* **SUPPLIED TEXT**
<<<<

# Photometry



## Lowa2 (Mar 23, 2007)

Hey everyone, I've been picture taking for a few years with my Fuji S5200, and one feature I don't know what it does is photometry.

Under the photometry menu, I have a choice between Multi/Spot/Average.

What's the difference?? And what does it do?


----------



## shorty6049 (Mar 23, 2007)

sounds like light metering... (photo means light, and metry i think means measurement of ) multi would measure light in different places, spot centers light metering to the center of the frame, and average just looks at the photo as a whole and meters accordingly... by the way, your picture makes you look like Steve-o ... hope this helps!


----------



## Lowa2 (Mar 23, 2007)

shorty6049 said:


> sounds like light metering... (photo means light, and metry i think means measurement of ) multi would measure light in different places, spot centers light metering to the center of the frame, and average just looks at the photo as a whole and meters accordingly... by the way, your picture makes you look like Steve-o ... hope this helps!



Thanks, Ive been using multi since thats what came as factory setting. Photometry is only made available when i shoot full manual or shutter/appeture priority.

Thanks for the quick answer. And the steve-0 comment  lol


----------



## ksmattfish (Mar 23, 2007)

http://en.wikipedia.org/wiki/Metering_mode


----------



## Big Mike (Mar 23, 2007)

I've never heard or read the term 'photometry' before...but multi, spot and average sound like different 'metering' modes.

>>>>

* **REQUIRED TASK 1**
Rewrite the records from their first line through the line containing "tab-bar: JupyterLab VSCode — [0, 0, 1955, 44]", substituting "clickable" for "interactable" and leaving everything else unchanged.
The thread above and the records below come from unrelated sources.

[Saved data entries]
<<<<

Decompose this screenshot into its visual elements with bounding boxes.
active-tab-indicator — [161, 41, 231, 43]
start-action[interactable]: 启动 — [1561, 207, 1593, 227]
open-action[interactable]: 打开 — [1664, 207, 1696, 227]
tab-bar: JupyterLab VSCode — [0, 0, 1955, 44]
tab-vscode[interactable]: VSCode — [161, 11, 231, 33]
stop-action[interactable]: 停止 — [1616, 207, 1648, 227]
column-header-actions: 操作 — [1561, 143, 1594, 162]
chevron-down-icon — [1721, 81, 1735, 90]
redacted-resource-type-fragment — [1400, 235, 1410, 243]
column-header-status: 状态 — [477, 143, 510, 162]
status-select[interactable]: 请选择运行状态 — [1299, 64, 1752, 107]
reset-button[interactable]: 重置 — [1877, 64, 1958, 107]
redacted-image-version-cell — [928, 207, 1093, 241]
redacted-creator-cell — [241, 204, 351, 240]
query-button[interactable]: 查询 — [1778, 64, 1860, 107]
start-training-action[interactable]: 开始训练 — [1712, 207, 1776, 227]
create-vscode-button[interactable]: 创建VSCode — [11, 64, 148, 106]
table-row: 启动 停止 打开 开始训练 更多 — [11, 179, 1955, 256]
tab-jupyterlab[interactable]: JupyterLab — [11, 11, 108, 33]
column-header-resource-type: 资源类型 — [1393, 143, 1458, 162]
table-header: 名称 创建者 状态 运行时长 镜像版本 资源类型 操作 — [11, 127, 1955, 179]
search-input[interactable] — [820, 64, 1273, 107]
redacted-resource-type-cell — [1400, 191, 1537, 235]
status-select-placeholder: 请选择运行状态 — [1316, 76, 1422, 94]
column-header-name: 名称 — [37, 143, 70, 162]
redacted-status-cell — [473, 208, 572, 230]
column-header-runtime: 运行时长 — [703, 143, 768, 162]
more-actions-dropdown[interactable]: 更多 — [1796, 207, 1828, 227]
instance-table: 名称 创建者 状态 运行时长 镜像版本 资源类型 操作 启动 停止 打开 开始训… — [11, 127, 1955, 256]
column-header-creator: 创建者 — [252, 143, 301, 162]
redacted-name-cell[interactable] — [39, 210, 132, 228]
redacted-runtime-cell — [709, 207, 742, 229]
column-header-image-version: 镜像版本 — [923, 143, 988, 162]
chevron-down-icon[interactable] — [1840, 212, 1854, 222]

>>>>

* **REQUIRED TASK 2**
Using the photometry thread, answer yes or no to each statement and quote the words that decide it: (a) Lowa2 takes pictures with a Fuji S5200. (b) On Lowa2's camera, photometry can be set in every shooting mode. (c) Big Mike had come across the term "photometry" before.

* **COMPLETE OUTPUT 1**
Decompose this screenshot into its visual elements with bounding boxes.
active-tab-indicator — [161, 41, 231, 43]
start-action[clickable]: 启动 — [1561, 207, 1593, 227]
open-action[clickable]: 打开 — [1664, 207, 1696, 227]
tab-bar: JupyterLab VSCode — [0, 0, 1955, 44]

* **COMPLETE OUTPUT 2**
(a) Yes: "I've been picture taking for a few years with my Fuji S5200"
(b) No: "Photometry is only made available when i shoot full manual or shutter/appeture priority."
(c) No: "I've never heard or read the term 'photometry' before"